• [EXTRACT]
========================================================================

Nevertheless, the claims leading up to the incident at Comet Ping Pong could be construed as defamation, says Danielle Citron, a University of Maryland law professor. The actual malice standard could be met by clear and convincing evidence, she says, adding that the idea of a lawsuit is wildly hypothetical since Clinton is unlikely to bring one. 

Laura Handman, a Davis Wright Tremaine LLP partner and litigator who has handled numerous libel and First Amendment matters, says that defamation law does provide a remedy for fabricated news. There could be real claims of harm, for instance, from businesses that suffered damages—and those lawsuits could serve as a cautionary tale, she adds.

As for other solutions, Handman says it's probably beyond the capability of Google or Facebook to investigate everything that's posted, and doing that could affect the sites' protection under Section 230 of the Communications Decency Act, which gives them immunity to liability from information provided by others.

Nevertheless, some of the Internet service providers have taken up this question. In a November 19 post on Facebook, founder Mark Zuckerberg detailed what his company was doing about "misinformation." Zuckerberg said Facebook is considering better ways for people to report links as false and is exploring ways to label some stories with a warning and to examine its policy on advertising. "We're looking into disrupting the economies with ads policies" that make it more clear that Facebook bans advertising from fake news sites, he wrote. Google also said it would ban advertising from fake news sites.

========================================================================

• [SUPPLIED DATA]
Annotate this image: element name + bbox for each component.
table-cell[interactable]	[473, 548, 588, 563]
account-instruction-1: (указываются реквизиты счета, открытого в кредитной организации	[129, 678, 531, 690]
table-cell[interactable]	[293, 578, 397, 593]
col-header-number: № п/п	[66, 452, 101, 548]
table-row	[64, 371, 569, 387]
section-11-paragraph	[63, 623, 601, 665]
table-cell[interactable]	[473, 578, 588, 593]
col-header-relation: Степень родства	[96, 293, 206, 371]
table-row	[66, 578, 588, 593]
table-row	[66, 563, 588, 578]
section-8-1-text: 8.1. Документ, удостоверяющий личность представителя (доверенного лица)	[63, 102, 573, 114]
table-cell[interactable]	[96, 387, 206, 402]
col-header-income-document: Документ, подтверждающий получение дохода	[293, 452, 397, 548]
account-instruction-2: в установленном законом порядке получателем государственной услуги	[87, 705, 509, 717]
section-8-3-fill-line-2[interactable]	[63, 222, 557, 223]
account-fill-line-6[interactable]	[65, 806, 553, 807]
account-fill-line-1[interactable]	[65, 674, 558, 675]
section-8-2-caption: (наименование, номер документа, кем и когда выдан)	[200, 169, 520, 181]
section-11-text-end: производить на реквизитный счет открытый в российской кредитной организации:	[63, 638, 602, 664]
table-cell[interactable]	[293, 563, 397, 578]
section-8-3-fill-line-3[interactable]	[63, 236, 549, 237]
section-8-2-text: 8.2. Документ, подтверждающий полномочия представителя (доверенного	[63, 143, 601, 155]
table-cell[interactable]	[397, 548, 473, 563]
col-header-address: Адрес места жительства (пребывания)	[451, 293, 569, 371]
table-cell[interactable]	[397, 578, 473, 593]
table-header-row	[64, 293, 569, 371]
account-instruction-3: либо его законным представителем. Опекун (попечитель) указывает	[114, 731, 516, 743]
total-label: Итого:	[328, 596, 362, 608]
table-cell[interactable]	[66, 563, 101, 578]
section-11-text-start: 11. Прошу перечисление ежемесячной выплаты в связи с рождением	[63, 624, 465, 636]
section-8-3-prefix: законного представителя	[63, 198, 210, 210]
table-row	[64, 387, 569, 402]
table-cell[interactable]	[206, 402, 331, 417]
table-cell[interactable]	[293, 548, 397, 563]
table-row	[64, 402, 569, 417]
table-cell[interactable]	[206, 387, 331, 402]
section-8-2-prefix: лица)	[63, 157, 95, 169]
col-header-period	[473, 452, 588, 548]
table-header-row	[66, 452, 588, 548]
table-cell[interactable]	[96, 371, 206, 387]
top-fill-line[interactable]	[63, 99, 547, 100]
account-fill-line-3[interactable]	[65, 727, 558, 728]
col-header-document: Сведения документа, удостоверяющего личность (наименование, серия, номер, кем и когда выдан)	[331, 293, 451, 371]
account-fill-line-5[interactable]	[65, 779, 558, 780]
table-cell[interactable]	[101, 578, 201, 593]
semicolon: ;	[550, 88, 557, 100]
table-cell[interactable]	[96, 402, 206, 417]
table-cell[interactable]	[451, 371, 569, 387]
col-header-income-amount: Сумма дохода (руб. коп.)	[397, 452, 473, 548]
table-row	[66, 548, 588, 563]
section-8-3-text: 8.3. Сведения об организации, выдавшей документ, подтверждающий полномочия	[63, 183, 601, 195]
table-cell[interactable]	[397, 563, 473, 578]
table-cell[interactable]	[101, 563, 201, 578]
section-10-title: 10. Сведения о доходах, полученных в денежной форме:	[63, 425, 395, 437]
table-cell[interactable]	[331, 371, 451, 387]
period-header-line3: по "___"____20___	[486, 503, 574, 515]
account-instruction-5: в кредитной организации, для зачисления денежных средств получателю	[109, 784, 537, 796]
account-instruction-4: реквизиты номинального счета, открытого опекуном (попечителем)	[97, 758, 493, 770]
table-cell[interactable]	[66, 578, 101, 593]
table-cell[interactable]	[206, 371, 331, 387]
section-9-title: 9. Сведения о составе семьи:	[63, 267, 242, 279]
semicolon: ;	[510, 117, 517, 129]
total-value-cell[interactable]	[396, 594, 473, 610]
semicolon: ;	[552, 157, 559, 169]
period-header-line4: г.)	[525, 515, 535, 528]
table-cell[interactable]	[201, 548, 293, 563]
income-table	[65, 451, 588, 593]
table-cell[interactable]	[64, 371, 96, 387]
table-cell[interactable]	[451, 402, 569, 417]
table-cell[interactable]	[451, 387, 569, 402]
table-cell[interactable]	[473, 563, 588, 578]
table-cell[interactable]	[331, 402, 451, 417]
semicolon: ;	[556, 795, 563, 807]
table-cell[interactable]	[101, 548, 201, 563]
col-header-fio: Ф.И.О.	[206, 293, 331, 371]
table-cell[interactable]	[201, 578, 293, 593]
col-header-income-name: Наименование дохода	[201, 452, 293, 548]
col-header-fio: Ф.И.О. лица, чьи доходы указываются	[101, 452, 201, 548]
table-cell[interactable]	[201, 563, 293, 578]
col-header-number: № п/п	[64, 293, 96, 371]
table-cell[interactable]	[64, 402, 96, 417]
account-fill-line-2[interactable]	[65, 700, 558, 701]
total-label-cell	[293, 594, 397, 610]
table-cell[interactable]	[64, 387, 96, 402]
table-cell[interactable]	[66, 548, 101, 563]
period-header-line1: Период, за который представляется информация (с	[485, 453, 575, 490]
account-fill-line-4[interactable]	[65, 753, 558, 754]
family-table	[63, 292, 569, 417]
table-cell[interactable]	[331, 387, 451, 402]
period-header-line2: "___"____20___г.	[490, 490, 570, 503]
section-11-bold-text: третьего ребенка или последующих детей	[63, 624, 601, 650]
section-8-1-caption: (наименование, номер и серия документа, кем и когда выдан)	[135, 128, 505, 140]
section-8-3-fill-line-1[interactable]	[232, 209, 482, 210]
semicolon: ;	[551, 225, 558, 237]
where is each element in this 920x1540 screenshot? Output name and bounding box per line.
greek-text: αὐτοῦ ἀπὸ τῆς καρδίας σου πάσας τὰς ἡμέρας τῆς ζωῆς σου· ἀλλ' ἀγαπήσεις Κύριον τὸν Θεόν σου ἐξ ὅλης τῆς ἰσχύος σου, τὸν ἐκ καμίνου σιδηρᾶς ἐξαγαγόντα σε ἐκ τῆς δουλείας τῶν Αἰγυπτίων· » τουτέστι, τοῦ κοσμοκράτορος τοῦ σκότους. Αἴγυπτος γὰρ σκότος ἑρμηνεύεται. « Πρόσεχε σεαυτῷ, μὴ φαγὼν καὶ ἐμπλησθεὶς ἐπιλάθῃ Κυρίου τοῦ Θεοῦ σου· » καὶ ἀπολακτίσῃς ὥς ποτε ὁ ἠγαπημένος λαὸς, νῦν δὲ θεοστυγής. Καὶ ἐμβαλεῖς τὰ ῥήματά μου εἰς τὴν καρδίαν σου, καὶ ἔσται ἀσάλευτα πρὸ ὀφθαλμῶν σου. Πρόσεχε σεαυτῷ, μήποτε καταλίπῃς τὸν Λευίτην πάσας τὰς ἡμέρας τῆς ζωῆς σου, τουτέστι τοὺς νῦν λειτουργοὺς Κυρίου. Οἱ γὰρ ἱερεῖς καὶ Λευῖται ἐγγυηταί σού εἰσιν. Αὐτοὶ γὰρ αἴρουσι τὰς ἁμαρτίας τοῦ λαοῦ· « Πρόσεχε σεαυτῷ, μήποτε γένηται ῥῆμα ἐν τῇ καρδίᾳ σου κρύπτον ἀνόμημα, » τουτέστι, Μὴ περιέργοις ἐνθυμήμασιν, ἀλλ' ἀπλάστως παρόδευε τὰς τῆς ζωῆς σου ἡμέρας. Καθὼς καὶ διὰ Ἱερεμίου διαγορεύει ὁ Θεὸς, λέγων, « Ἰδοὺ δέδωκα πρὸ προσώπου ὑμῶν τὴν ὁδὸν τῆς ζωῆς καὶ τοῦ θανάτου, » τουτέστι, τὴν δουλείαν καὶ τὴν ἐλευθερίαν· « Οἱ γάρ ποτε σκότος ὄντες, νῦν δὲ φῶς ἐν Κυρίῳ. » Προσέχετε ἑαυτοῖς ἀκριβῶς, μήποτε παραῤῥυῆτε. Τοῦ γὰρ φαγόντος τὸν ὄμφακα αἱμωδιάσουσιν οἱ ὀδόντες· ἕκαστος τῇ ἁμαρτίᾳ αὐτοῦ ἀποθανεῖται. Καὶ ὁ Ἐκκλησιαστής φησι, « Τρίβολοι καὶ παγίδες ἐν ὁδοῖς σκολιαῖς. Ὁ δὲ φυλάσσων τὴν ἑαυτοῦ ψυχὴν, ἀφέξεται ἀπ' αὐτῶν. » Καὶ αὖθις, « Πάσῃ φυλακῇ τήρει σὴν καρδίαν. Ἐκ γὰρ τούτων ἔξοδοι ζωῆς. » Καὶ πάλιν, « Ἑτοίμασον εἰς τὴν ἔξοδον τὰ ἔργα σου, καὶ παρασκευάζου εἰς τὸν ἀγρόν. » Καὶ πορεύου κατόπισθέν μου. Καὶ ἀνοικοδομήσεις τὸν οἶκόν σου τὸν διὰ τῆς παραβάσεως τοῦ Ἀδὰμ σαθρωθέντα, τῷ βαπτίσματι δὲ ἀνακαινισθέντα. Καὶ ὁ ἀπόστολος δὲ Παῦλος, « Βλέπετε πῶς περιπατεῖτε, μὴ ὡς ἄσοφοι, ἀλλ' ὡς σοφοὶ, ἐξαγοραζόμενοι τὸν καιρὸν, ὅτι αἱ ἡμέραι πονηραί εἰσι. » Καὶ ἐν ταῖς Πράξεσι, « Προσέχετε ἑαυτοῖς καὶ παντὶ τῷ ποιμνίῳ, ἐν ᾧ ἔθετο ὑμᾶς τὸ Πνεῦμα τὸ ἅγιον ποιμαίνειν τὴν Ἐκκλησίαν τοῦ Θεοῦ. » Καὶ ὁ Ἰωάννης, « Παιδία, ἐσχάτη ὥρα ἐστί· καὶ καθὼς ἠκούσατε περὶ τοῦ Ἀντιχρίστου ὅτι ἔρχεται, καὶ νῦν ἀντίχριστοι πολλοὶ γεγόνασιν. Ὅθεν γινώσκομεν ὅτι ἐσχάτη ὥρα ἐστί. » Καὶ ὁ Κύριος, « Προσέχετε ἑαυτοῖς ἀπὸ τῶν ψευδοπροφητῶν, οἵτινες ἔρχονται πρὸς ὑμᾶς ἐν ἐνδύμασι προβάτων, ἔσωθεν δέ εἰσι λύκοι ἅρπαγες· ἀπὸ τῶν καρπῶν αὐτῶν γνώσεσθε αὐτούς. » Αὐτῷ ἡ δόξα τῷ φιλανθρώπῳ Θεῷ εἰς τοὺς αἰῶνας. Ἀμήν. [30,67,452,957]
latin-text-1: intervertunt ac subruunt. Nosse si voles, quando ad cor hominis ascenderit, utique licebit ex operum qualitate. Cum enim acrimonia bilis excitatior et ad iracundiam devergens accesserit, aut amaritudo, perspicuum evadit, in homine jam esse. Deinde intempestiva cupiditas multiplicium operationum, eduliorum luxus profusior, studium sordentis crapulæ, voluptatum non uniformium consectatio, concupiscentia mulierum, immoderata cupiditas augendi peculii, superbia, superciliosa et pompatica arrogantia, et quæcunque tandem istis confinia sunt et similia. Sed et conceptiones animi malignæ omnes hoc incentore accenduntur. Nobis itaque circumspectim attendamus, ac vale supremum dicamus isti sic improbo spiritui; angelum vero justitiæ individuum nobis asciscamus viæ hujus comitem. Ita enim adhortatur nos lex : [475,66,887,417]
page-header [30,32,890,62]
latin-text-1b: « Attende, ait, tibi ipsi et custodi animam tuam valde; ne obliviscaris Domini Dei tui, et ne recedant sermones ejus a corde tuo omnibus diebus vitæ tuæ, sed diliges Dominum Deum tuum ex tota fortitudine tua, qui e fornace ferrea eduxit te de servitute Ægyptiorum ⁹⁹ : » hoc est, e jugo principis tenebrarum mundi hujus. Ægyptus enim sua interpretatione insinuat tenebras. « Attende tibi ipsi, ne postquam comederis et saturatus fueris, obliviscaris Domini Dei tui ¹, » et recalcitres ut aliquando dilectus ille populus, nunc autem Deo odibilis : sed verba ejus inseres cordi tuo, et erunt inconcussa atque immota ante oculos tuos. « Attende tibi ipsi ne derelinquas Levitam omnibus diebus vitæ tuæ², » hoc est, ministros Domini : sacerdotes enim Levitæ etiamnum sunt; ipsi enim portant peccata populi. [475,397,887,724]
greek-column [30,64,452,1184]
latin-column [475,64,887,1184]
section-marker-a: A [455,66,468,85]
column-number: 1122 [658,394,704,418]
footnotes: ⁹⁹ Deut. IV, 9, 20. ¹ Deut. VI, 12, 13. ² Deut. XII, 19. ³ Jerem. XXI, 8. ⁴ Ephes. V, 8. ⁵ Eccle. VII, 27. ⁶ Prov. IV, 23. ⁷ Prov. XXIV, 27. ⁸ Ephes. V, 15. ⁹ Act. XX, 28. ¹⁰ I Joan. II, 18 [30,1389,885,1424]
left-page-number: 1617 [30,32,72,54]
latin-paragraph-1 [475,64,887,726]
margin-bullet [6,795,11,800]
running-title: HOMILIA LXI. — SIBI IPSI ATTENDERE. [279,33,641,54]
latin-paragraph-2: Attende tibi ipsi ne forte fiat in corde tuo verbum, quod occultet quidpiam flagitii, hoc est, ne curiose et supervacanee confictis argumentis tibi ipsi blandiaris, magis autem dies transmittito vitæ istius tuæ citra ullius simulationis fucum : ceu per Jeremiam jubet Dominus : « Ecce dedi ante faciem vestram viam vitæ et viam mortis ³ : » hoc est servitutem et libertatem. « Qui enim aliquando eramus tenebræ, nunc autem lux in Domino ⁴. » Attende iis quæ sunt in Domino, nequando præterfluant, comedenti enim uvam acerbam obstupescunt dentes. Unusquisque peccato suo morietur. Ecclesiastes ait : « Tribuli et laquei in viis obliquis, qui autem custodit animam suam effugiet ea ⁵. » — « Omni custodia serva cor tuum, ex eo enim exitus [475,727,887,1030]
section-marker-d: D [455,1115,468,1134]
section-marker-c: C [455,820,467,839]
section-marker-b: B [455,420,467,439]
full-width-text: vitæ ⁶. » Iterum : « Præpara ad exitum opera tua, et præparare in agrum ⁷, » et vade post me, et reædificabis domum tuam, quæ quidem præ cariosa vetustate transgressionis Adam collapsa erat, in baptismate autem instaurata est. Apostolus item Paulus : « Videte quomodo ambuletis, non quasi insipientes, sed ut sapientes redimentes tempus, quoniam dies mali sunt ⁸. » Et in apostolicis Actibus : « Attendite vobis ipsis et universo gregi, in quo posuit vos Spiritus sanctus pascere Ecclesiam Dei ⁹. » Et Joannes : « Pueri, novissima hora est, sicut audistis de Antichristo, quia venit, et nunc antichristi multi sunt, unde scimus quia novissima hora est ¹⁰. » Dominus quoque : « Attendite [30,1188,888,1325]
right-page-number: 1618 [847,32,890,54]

========================================================================

According to the article on fake news, what provision gives sites like Google and Facebook immunity from liability for information provided by others? The entries are separate material with no connection to the article on fake news.

• [TASK SOLUTION]
Section 230 of the Communications Decency Act.